*** EXERCISE MATERIALS ***
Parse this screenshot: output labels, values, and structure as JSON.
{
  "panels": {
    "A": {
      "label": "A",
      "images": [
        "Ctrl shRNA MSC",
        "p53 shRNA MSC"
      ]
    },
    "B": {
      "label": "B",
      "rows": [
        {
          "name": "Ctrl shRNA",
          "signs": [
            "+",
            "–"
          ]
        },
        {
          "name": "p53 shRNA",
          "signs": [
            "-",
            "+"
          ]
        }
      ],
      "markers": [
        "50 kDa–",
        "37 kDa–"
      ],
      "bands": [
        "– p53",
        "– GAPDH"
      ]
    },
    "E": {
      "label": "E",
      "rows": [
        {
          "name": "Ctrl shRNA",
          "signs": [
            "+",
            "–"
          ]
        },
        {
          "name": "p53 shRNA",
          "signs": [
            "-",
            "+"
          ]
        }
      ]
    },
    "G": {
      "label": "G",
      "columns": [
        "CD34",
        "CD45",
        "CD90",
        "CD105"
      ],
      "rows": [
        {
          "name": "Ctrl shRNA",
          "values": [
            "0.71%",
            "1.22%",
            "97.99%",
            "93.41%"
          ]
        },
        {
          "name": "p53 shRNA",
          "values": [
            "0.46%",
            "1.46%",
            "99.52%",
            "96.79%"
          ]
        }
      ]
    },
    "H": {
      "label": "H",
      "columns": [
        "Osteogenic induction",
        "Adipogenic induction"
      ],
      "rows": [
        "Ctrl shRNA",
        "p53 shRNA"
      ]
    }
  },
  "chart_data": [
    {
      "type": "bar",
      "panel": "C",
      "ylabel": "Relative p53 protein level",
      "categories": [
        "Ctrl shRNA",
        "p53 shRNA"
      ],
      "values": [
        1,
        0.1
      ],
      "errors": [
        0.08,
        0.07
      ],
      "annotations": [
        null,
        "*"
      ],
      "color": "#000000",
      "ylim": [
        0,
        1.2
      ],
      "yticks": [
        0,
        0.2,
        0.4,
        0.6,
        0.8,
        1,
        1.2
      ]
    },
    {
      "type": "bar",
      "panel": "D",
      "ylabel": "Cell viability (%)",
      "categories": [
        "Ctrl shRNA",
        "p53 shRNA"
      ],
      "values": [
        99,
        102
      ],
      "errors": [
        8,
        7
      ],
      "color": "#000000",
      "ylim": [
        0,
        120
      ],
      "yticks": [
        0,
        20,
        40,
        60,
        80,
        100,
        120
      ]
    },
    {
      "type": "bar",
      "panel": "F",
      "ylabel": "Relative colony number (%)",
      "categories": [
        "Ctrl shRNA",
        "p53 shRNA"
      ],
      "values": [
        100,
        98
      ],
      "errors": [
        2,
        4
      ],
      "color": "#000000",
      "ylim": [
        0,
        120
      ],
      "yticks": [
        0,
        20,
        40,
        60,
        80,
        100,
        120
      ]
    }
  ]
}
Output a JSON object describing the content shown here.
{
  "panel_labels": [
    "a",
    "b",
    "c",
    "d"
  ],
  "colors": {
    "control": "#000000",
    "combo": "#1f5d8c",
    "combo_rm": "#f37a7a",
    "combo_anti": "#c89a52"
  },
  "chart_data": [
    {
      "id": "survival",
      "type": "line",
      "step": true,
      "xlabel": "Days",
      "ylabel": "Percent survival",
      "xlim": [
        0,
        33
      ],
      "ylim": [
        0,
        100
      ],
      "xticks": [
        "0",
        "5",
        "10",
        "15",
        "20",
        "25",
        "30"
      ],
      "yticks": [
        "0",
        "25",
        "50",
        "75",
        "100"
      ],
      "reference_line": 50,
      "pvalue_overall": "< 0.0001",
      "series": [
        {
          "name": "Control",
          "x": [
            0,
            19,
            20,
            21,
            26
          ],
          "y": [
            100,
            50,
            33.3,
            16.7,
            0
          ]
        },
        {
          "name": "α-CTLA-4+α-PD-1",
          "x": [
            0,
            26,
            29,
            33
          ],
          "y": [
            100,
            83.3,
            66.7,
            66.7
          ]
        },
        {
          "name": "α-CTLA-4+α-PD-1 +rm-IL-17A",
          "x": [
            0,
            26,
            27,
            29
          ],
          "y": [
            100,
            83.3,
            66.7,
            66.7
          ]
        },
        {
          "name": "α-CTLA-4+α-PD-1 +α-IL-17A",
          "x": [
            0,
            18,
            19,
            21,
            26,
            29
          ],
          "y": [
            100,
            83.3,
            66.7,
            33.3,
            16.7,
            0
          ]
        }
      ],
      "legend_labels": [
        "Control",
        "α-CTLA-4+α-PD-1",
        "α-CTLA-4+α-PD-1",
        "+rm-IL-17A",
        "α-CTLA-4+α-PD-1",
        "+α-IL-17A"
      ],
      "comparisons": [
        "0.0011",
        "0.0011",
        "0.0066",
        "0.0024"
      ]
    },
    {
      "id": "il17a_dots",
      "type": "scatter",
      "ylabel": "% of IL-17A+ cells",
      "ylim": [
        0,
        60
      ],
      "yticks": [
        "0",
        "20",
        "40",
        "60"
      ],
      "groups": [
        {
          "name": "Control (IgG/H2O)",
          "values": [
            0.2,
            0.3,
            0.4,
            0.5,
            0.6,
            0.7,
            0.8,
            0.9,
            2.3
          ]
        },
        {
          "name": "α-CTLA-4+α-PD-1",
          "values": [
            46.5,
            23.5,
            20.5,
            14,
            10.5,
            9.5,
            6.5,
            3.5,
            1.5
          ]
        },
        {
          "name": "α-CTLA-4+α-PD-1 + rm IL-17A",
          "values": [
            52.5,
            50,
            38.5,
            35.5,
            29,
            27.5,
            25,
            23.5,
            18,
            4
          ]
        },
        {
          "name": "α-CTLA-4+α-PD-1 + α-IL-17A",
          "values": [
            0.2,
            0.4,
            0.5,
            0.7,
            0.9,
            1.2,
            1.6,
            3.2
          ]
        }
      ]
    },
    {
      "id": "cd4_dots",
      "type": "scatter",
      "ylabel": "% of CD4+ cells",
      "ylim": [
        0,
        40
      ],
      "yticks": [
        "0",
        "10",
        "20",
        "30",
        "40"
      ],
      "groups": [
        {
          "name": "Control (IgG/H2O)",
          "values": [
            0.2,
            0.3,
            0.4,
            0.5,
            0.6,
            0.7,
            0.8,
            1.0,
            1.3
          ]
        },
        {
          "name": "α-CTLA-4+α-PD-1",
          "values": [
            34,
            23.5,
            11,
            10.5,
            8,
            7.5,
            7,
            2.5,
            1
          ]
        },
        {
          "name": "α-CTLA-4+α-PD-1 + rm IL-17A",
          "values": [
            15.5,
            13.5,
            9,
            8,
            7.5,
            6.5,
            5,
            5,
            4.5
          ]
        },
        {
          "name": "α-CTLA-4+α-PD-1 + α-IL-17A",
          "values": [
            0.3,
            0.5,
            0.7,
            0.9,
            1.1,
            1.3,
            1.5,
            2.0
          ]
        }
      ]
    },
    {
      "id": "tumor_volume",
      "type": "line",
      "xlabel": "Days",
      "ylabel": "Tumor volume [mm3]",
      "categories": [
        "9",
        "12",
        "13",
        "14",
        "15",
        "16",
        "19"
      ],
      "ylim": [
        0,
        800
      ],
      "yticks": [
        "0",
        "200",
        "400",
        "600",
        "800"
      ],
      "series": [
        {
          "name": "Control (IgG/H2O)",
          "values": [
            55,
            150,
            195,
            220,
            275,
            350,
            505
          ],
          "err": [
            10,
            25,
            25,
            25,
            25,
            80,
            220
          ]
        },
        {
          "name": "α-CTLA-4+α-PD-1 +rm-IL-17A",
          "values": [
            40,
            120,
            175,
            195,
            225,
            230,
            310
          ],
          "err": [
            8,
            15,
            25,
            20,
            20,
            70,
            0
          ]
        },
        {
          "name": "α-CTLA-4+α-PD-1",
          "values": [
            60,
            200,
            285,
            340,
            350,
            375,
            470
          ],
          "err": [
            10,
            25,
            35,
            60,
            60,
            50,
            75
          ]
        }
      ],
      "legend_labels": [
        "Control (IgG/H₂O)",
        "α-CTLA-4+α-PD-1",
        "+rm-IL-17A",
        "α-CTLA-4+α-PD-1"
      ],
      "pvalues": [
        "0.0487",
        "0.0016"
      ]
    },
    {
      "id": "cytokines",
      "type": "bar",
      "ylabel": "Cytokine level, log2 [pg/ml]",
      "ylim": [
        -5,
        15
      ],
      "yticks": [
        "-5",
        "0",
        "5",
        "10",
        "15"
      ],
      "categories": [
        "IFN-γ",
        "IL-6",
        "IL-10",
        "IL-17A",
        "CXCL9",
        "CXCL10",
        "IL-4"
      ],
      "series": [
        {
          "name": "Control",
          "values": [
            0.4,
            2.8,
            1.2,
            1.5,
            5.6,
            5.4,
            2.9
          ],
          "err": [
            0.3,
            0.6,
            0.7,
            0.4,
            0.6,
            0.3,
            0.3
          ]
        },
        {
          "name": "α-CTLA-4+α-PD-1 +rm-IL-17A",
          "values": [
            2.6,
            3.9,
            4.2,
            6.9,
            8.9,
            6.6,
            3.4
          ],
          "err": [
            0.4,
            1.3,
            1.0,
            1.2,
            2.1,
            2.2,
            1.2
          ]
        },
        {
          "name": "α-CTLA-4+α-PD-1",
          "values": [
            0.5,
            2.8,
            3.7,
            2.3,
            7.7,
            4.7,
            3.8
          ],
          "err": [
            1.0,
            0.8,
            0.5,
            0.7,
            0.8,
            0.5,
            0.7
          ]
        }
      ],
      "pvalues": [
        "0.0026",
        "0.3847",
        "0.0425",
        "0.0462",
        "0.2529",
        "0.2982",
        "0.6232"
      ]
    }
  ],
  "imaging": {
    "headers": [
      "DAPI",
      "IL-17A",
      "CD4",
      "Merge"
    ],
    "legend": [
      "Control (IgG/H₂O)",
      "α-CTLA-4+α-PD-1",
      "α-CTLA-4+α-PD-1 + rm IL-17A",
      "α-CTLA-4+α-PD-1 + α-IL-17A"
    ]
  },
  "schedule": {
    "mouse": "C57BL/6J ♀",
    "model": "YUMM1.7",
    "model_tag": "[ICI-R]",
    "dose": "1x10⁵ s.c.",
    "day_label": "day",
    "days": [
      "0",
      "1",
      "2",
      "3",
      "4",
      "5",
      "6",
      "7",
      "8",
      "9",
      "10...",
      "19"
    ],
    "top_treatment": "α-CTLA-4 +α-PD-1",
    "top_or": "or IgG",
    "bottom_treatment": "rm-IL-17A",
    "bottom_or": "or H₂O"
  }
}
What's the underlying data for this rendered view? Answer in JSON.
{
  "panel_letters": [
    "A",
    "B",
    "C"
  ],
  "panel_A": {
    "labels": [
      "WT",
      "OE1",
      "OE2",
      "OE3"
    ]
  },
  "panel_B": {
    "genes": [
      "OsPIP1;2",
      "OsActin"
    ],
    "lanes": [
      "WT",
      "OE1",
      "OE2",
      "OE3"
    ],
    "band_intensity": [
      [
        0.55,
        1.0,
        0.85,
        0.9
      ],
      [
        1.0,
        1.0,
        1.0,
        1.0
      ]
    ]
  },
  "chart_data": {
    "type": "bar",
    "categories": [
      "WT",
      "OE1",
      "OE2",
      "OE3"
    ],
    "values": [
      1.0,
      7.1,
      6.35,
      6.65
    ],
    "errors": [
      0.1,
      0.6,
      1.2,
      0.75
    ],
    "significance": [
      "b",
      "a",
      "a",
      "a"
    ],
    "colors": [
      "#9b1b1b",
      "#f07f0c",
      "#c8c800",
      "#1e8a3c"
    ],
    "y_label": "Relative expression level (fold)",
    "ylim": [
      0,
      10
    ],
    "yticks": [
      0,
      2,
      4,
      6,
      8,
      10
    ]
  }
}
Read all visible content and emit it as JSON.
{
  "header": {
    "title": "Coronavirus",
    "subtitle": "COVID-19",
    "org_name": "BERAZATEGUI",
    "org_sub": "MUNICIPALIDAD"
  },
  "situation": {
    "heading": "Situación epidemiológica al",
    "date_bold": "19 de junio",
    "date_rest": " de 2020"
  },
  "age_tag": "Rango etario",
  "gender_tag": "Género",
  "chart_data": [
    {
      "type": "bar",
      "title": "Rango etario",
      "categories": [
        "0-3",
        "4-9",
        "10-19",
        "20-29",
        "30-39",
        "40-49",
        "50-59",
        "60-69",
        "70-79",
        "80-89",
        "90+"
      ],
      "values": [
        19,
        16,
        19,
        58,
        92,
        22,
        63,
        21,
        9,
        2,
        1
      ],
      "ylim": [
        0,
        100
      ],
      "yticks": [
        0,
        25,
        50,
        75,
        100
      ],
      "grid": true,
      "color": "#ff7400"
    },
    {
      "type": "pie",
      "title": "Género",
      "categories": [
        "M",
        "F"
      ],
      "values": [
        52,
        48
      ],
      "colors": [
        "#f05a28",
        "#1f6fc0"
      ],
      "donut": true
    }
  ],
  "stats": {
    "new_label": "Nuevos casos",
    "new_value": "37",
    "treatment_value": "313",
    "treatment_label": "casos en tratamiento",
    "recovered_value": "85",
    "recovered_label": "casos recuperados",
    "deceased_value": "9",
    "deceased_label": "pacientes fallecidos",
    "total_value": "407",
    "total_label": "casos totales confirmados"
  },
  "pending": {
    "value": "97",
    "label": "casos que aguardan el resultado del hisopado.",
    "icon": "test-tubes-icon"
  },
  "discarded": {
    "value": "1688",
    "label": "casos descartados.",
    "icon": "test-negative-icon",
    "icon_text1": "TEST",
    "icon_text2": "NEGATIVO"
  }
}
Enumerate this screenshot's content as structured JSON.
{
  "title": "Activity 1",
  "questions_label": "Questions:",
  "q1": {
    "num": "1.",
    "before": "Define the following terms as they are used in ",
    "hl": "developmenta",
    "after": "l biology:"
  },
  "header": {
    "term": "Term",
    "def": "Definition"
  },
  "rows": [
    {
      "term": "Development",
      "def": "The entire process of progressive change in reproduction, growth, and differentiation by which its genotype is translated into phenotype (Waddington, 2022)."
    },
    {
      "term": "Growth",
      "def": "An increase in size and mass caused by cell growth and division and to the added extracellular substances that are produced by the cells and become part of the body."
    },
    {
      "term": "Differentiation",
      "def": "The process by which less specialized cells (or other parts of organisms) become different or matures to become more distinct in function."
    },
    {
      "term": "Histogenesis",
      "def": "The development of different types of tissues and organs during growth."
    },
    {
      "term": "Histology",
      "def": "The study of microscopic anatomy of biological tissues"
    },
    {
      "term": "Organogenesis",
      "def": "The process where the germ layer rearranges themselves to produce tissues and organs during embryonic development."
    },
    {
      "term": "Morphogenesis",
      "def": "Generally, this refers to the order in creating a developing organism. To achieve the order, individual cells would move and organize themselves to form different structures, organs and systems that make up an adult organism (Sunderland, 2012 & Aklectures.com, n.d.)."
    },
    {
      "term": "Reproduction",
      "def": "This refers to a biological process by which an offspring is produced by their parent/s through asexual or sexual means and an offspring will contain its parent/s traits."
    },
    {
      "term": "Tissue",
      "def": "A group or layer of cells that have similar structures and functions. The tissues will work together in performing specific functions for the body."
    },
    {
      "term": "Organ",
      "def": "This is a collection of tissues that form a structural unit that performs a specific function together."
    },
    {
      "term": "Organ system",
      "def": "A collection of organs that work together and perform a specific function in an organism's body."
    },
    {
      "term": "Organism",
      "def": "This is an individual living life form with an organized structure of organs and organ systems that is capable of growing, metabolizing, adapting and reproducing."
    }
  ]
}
*** End of EXERCISE MATERIALS ***
- _TASK DESCRIPTION_: Match on "collection" and report each line of the data above that has it.

- _WRITTEN RESPONSE_:
      "def": "This is a collection of tissues that form a structural unit that performs a specific function together."
      "def": "A collection of organs that work together and perform a specific function in an organism's body."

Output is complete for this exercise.